STATED GOAL = Take the material below and write it all out again exactly.

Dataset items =
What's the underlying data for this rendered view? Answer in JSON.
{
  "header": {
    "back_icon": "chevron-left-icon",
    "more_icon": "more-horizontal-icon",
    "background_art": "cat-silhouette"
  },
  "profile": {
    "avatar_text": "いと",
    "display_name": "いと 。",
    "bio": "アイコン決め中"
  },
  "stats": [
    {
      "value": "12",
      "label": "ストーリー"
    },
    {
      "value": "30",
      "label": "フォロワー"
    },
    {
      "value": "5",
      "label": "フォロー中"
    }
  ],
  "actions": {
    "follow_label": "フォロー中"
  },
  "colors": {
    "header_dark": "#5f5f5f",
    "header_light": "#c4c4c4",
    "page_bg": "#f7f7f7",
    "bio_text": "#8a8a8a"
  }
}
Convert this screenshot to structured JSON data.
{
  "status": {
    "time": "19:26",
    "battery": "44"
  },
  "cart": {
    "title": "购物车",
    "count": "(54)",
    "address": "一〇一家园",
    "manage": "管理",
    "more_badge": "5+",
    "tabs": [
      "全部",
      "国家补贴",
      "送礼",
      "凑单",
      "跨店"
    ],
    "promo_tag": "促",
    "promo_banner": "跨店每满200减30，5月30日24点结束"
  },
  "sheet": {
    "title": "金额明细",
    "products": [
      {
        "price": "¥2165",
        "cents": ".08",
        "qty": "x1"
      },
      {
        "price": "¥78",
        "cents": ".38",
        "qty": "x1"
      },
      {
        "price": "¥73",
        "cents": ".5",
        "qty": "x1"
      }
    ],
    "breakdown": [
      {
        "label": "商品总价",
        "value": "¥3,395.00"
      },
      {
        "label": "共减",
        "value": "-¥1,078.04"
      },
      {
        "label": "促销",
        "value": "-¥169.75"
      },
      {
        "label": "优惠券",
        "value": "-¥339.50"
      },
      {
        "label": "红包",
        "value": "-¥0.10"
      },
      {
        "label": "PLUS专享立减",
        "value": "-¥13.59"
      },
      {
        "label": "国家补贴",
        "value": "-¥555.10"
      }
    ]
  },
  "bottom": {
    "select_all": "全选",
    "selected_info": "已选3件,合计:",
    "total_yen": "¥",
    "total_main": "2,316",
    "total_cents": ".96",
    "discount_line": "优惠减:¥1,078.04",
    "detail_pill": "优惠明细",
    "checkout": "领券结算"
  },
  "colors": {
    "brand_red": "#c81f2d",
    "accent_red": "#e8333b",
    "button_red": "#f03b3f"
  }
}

THE SOLUTION =
What's the underlying data for this rendered view? Answer in JSON.
{
  "header": {
    "back_icon": "chevron-left-icon",
    "more_icon": "more-horizontal-icon",
    "background_art": "cat-silhouette"
  },
  "profile": {
    "avatar_text": "いと",
    "display_name": "いと 。",
    "bio": "アイコン決め中"
  },
  "stats": [
    {
      "value": "12",
      "label": "ストーリー"
    },
    {
      "value": "30",
      "label": "フォロワー"
    },
    {
      "value": "5",
      "label": "フォロー中"
    }
  ],
  "actions": {
    "follow_label": "フォロー中"
  },
  "colors": {
    "header_dark": "#5f5f5f",
    "header_light": "#c4c4c4",
    "page_bg": "#f7f7f7",
    "bio_text": "#8a8a8a"
  }
}
Convert this screenshot to structured JSON data.
{
  "status": {
    "time": "19:26",
    "battery": "44"
  },
  "cart": {
    "title": "购物车",
    "count": "(54)",
    "address": "一〇一家园",
    "manage": "管理",
    "more_badge": "5+",
    "tabs": [
      "全部",
      "国家补贴",
      "送礼",
      "凑单",
      "跨店"
    ],
    "promo_tag": "促",
    "promo_banner": "跨店每满200减30，5月30日24点结束"
  },
  "sheet": {
    "title": "金额明细",
    "products": [
      {
        "price": "¥2165",
        "cents": ".08",
        "qty": "x1"
      },
      {
        "price": "¥78",
        "cents": ".38",
        "qty": "x1"
      },
      {
        "price": "¥73",
        "cents": ".5",
        "qty": "x1"
      }
    ],
    "breakdown": [
      {
        "label": "商品总价",
        "value": "¥3,395.00"
      },
      {
        "label": "共减",
        "value": "-¥1,078.04"
      },
      {
        "label": "促销",
        "value": "-¥169.75"
      },
      {
        "label": "优惠券",
        "value": "-¥339.50"
      },
      {
        "label": "红包",
        "value": "-¥0.10"
      },
      {
        "label": "PLUS专享立减",
        "value": "-¥13.59"
      },
      {
        "label": "国家补贴",
        "value": "-¥555.10"
      }
    ]
  },
  "bottom": {
    "select_all": "全选",
    "selected_info": "已选3件,合计:",
    "total_yen": "¥",
    "total_main": "2,316",
    "total_cents": ".96",
    "discount_line": "优惠减:¥1,078.04",
    "detail_pill": "优惠明细",
    "checkout": "领券结算"
  },
  "colors": {
    "brand_red": "#c81f2d",
    "accent_red": "#e8333b",
    "button_red": "#f03b3f"
  }
}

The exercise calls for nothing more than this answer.